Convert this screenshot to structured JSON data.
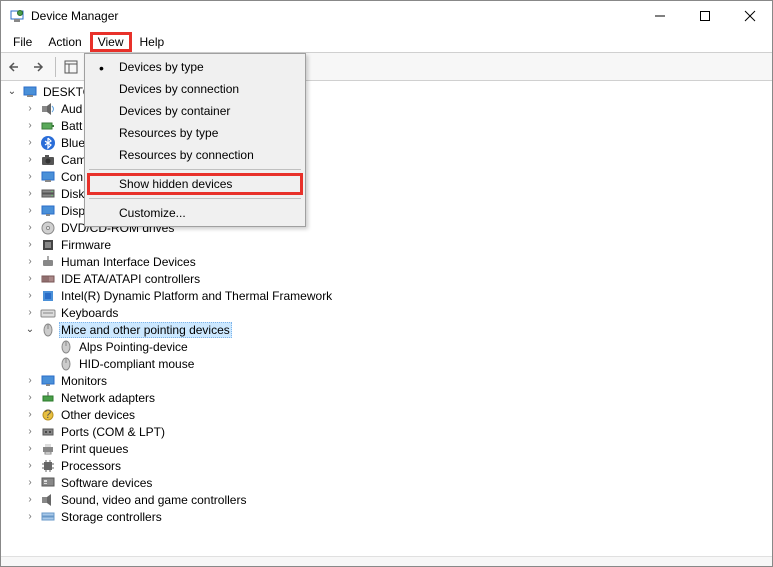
{
  "window": {
    "title": "Device Manager"
  },
  "menubar": {
    "file": "File",
    "action": "Action",
    "view": "View",
    "help": "Help"
  },
  "dropdown": {
    "items": [
      {
        "label": "Devices by type",
        "checked": true
      },
      {
        "label": "Devices by connection"
      },
      {
        "label": "Devices by container"
      },
      {
        "label": "Resources by type"
      },
      {
        "label": "Resources by connection"
      },
      {
        "label": "Show hidden devices",
        "highlighted": true
      },
      {
        "label": "Customize..."
      }
    ]
  },
  "tree": {
    "root": "DESKTO",
    "nodes": [
      {
        "label": "Aud",
        "icon": "audio"
      },
      {
        "label": "Batt",
        "icon": "battery"
      },
      {
        "label": "Blue",
        "icon": "bluetooth"
      },
      {
        "label": "Cam",
        "icon": "camera"
      },
      {
        "label": "Con",
        "icon": "computer"
      },
      {
        "label": "Disk",
        "icon": "disk"
      },
      {
        "label": "Disp",
        "icon": "display"
      },
      {
        "label": "DVD/CD-ROM drives",
        "icon": "dvd"
      },
      {
        "label": "Firmware",
        "icon": "firmware"
      },
      {
        "label": "Human Interface Devices",
        "icon": "hid"
      },
      {
        "label": "IDE ATA/ATAPI controllers",
        "icon": "ide"
      },
      {
        "label": "Intel(R) Dynamic Platform and Thermal Framework",
        "icon": "intel"
      },
      {
        "label": "Keyboards",
        "icon": "keyboard"
      },
      {
        "label": "Mice and other pointing devices",
        "icon": "mouse",
        "expanded": true,
        "selected": true,
        "children": [
          {
            "label": "Alps Pointing-device",
            "icon": "mouse"
          },
          {
            "label": "HID-compliant mouse",
            "icon": "mouse"
          }
        ]
      },
      {
        "label": "Monitors",
        "icon": "monitor"
      },
      {
        "label": "Network adapters",
        "icon": "network"
      },
      {
        "label": "Other devices",
        "icon": "other"
      },
      {
        "label": "Ports (COM & LPT)",
        "icon": "port"
      },
      {
        "label": "Print queues",
        "icon": "printer"
      },
      {
        "label": "Processors",
        "icon": "processor"
      },
      {
        "label": "Software devices",
        "icon": "software"
      },
      {
        "label": "Sound, video and game controllers",
        "icon": "sound"
      },
      {
        "label": "Storage controllers",
        "icon": "storage"
      }
    ]
  }
}
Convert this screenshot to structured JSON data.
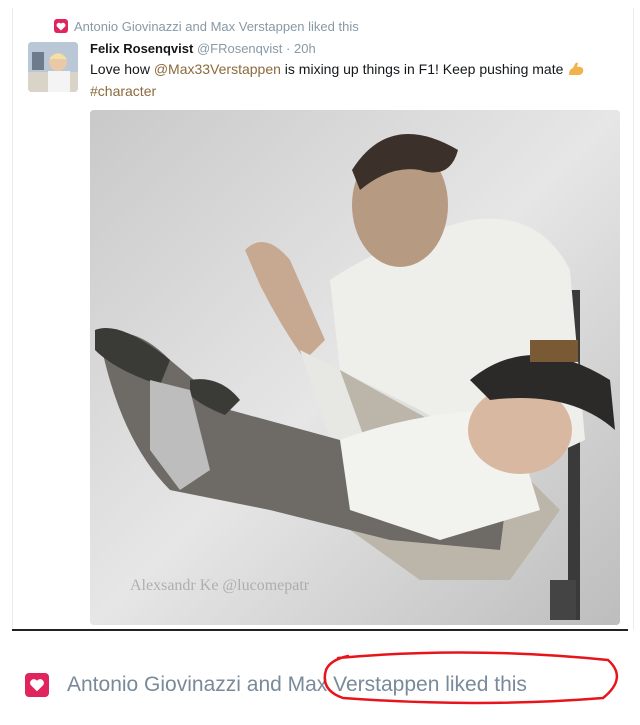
{
  "social_context": {
    "icon": "heart-icon",
    "text": "Antonio Giovinazzi and Max Verstappen liked this"
  },
  "tweet": {
    "author_name": "Felix Rosenqvist",
    "handle": "@FRosenqvist",
    "separator": "·",
    "time": "20h",
    "text_before": "Love how ",
    "mention": "@Max33Verstappen",
    "text_after": " is mixing up things in F1! Keep pushing mate",
    "hashtag": "#character",
    "emoji": "flexed-biceps-icon",
    "image_watermark": "Alexsandr Ke @lucomepatr"
  },
  "zoomed_context": {
    "icon": "heart-icon",
    "text": "Antonio Giovinazzi and Max Verstappen liked this",
    "annotation_color": "#e8141c"
  },
  "colors": {
    "heart": "#e0245e",
    "muted_text": "#8899a6",
    "link": "#8b6a3c"
  }
}
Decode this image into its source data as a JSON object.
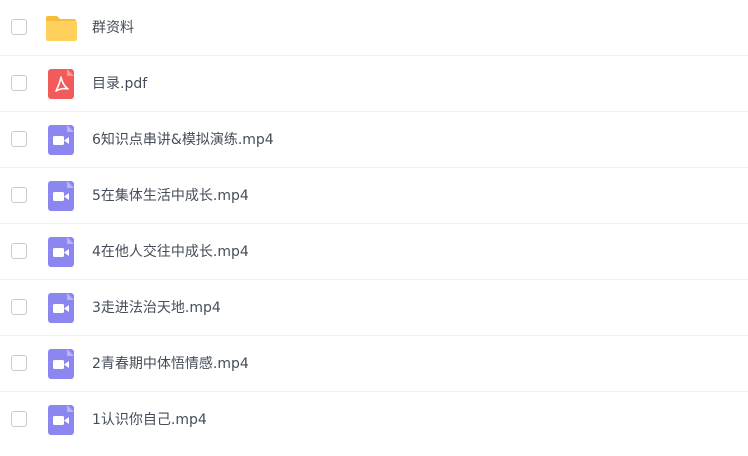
{
  "files": [
    {
      "name": "群资料",
      "icon": "folder-icon",
      "type": "folder"
    },
    {
      "name": "目录.pdf",
      "icon": "pdf-icon",
      "type": "pdf"
    },
    {
      "name": "6知识点串讲&模拟演练.mp4",
      "icon": "video-icon",
      "type": "video"
    },
    {
      "name": "5在集体生活中成长.mp4",
      "icon": "video-icon",
      "type": "video"
    },
    {
      "name": "4在他人交往中成长.mp4",
      "icon": "video-icon",
      "type": "video"
    },
    {
      "name": "3走进法治天地.mp4",
      "icon": "video-icon",
      "type": "video"
    },
    {
      "name": "2青春期中体悟情感.mp4",
      "icon": "video-icon",
      "type": "video"
    },
    {
      "name": "1认识你自己.mp4",
      "icon": "video-icon",
      "type": "video"
    }
  ],
  "colors": {
    "folder": "#ffd05c",
    "pdf": "#f15b5b",
    "video": "#8b86f0",
    "text": "#454d5a",
    "checkbox_border": "#c8cbd1"
  }
}
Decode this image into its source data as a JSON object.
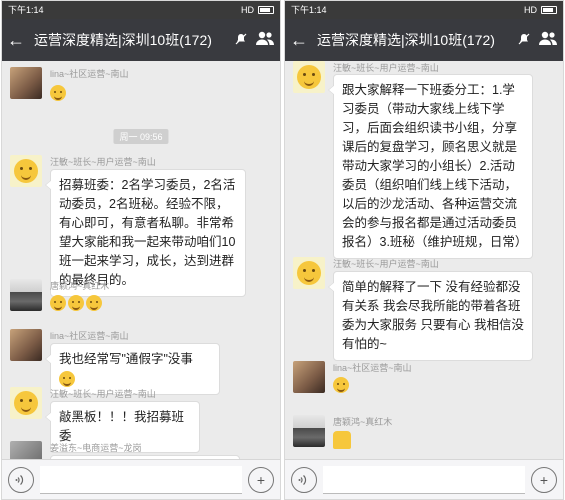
{
  "left": {
    "status": {
      "time": "下午1:14",
      "network": "HD"
    },
    "title": "运营深度精选|深圳10班(172)",
    "time_chip": "周一 09:56",
    "messages": [
      {
        "sender": "lina~社区运营~南山"
      },
      {
        "sender": "汪敏~班长~用户运营~南山",
        "text": "招募班委：2名学习委员，2名活动委员，2名班秘。经验不限，有心即可，有意者私聊。非常希望大家能和我一起来带动咱们10班一起来学习，成长，达到进群的最终目的。"
      },
      {
        "sender": "唐颖鸿~真红木"
      },
      {
        "sender": "lina~社区运营~南山",
        "text": "我也经常写\"通假字\"没事"
      },
      {
        "sender": "汪敏~班长~用户运营~南山",
        "text": "敲黑板！！！我招募班委"
      },
      {
        "sender": "姜溢东~电商运营~龙岗"
      }
    ]
  },
  "right": {
    "status": {
      "time": "下午1:14",
      "network": "HD"
    },
    "title": "运营深度精选|深圳10班(172)",
    "messages": [
      {
        "sender": "汪敏~班长~用户运营~南山",
        "text": "跟大家解释一下班委分工：1.学习委员（带动大家线上线下学习，后面会组织读书小组，分享课后的复盘学习，顾名思义就是带动大家学习的小组长）2.活动委员（组织咱们线上线下活动，以后的沙龙活动、各种运营交流会的参与报名都是通过活动委员报名）3.班秘（维护班规，日常）"
      },
      {
        "sender": "汪敏~班长~用户运营~南山",
        "text": "简单的解释了一下 没有经验都没有关系 我会尽我所能的带着各班委为大家服务 只要有心 我相信没有怕的~"
      },
      {
        "sender": "lina~社区运营~南山"
      },
      {
        "sender": "唐颖鸿~真红木"
      }
    ]
  }
}
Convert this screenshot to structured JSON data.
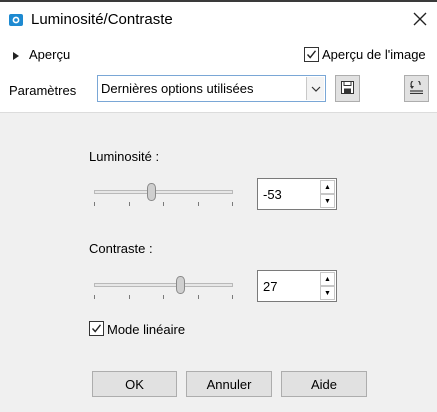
● ● ● ● ● ● ●
#### YOUR INSTRUCTIONS
Copy out each line exactly, without the pictures.

#### RESPONSE TO THE EXERCISE
Convert this screenshot to structured JSON data.
{
  "window": {
    "title": "Device Manager"
  },
  "menubar": {
    "file": "File",
    "action": "Action",
    "view": "View",
    "help": "Help"
  },
  "dropdown": {
    "items": [
      {
        "label": "Devices by type",
        "checked": true
      },
      {
        "label": "Devices by connection"
      },
      {
        "label": "Devices by container"
      },
      {
        "label": "Resources by type"
      },
      {
        "label": "Resources by connection"
      },
      {
        "label": "Show hidden devices",
        "highlighted": true
      },
      {
        "label": "Customize..."
      }
    ]
  },
  "tree": {
    "root": "DESKTO",
    "nodes": [
      {
        "label": "Aud",
        "icon": "audio"
      },
      {
        "label": "Batt",
        "icon": "battery"
      },
      {
        "label": "Blue",
        "icon": "bluetooth"
      },
      {
        "label": "Cam",
        "icon": "camera"
      },
      {
        "label": "Con",
        "icon": "computer"
      },
      {
        "label": "Disk",
        "icon": "disk"
      },
      {
        "label": "Disp",
        "icon": "display"
      },
      {
        "label": "DVD/CD-ROM drives",
        "icon": "dvd"
      },
      {
        "label": "Firmware",
        "icon": "firmware"
      },
      {
        "label": "Human Interface Devices",
        "icon": "hid"
      },
      {
        "label": "IDE ATA/ATAPI controllers",
        "icon": "ide"
      },
      {
        "label": "Intel(R) Dynamic Platform and Thermal Framework",
        "icon": "intel"
      },
      {
        "label": "Keyboards",
        "icon": "keyboard"
      },
      {
        "label": "Mice and other pointing devices",
        "icon": "mouse",
        "expanded": true,
        "selected": true,
        "children": [
          {
            "label": "Alps Pointing-device",
            "icon": "mouse"
          },
          {
            "label": "HID-compliant mouse",
            "icon": "mouse"
          }
        ]
      },
      {
        "label": "Monitors",
        "icon": "monitor"
      },
      {
        "label": "Network adapters",
        "icon": "network"
      },
      {
        "label": "Other devices",
        "icon": "other"
      },
      {
        "label": "Ports (COM & LPT)",
        "icon": "port"
      },
      {
        "label": "Print queues",
        "icon": "printer"
      },
      {
        "label": "Processors",
        "icon": "processor"
      },
      {
        "label": "Software devices",
        "icon": "software"
      },
      {
        "label": "Sound, video and game controllers",
        "icon": "sound"
      },
      {
        "label": "Storage controllers",
        "icon": "storage"
      }
    ]
  }
}
Convert this screenshot to structured JSON data.
{
  "social_context": {
    "icon": "heart-icon",
    "text": "Antonio Giovinazzi and Max Verstappen liked this"
  },
  "tweet": {
    "author_name": "Felix Rosenqvist",
    "handle": "@FRosenqvist",
    "separator": "·",
    "time": "20h",
    "text_before": "Love how ",
    "mention": "@Max33Verstappen",
    "text_after": " is mixing up things in F1! Keep pushing mate",
    "hashtag": "#character",
    "emoji": "flexed-biceps-icon",
    "image_watermark": "Alexsandr Ke @lucomepatr"
  },
  "zoomed_context": {
    "icon": "heart-icon",
    "text": "Antonio Giovinazzi and Max Verstappen liked this",
    "annotation_color": "#e8141c"
  },
  "colors": {
    "heart": "#e0245e",
    "muted_text": "#8899a6",
    "link": "#8b6a3c"
  }
}
Decode this image into its source data as a JSON object.
{
  "files": [
    {
      "name": "群资料",
      "icon": "folder-icon",
      "type": "folder"
    },
    {
      "name": "目录.pdf",
      "icon": "pdf-icon",
      "type": "pdf"
    },
    {
      "name": "6知识点串讲&模拟演练.mp4",
      "icon": "video-icon",
      "type": "video"
    },
    {
      "name": "5在集体生活中成长.mp4",
      "icon": "video-icon",
      "type": "video"
    },
    {
      "name": "4在他人交往中成长.mp4",
      "icon": "video-icon",
      "type": "video"
    },
    {
      "name": "3走进法治天地.mp4",
      "icon": "video-icon",
      "type": "video"
    },
    {
      "name": "2青春期中体悟情感.mp4",
      "icon": "video-icon",
      "type": "video"
    },
    {
      "name": "1认识你自己.mp4",
      "icon": "video-icon",
      "type": "video"
    }
  ],
  "colors": {
    "folder": "#ffd05c",
    "pdf": "#f15b5b",
    "video": "#8b86f0",
    "text": "#454d5a",
    "checkbox_border": "#c8cbd1"
  }
}
Decode this image into its source data as a JSON object.
{
  "left": {
    "status": {
      "time": "下午1:14",
      "network": "HD"
    },
    "title": "运营深度精选|深圳10班(172)",
    "time_chip": "周一 09:56",
    "messages": [
      {
        "sender": "lina~社区运营~南山"
      },
      {
        "sender": "汪敏~班长~用户运营~南山",
        "text": "招募班委：2名学习委员，2名活动委员，2名班秘。经验不限，有心即可，有意者私聊。非常希望大家能和我一起来带动咱们10班一起来学习，成长，达到进群的最终目的。"
      },
      {
        "sender": "唐颖鸿~真红木"
      },
      {
        "sender": "lina~社区运营~南山",
        "text": "我也经常写\"通假字\"没事"
      },
      {
        "sender": "汪敏~班长~用户运营~南山",
        "text": "敲黑板！！！我招募班委"
      },
      {
        "sender": "姜溢东~电商运营~龙岗"
      }
    ]
  },
  "right": {
    "status": {
      "time": "下午1:14",
      "network": "HD"
    },
    "title": "运营深度精选|深圳10班(172)",
    "messages": [
      {
        "sender": "汪敏~班长~用户运营~南山",
        "text": "跟大家解释一下班委分工：1.学习委员（带动大家线上线下学习，后面会组织读书小组，分享课后的复盘学习，顾名思义就是带动大家学习的小组长）2.活动委员（组织咱们线上线下活动，以后的沙龙活动、各种运营交流会的参与报名都是通过活动委员报名）3.班秘（维护班规，日常）"
      },
      {
        "sender": "汪敏~班长~用户运营~南山",
        "text": "简单的解释了一下 没有经验都没有关系 我会尽我所能的带着各班委为大家服务 只要有心 我相信没有怕的~"
      },
      {
        "sender": "lina~社区运营~南山"
      },
      {
        "sender": "唐颖鸿~真红木"
      }
    ]
  }
}
Convert this screenshot to structured JSON data.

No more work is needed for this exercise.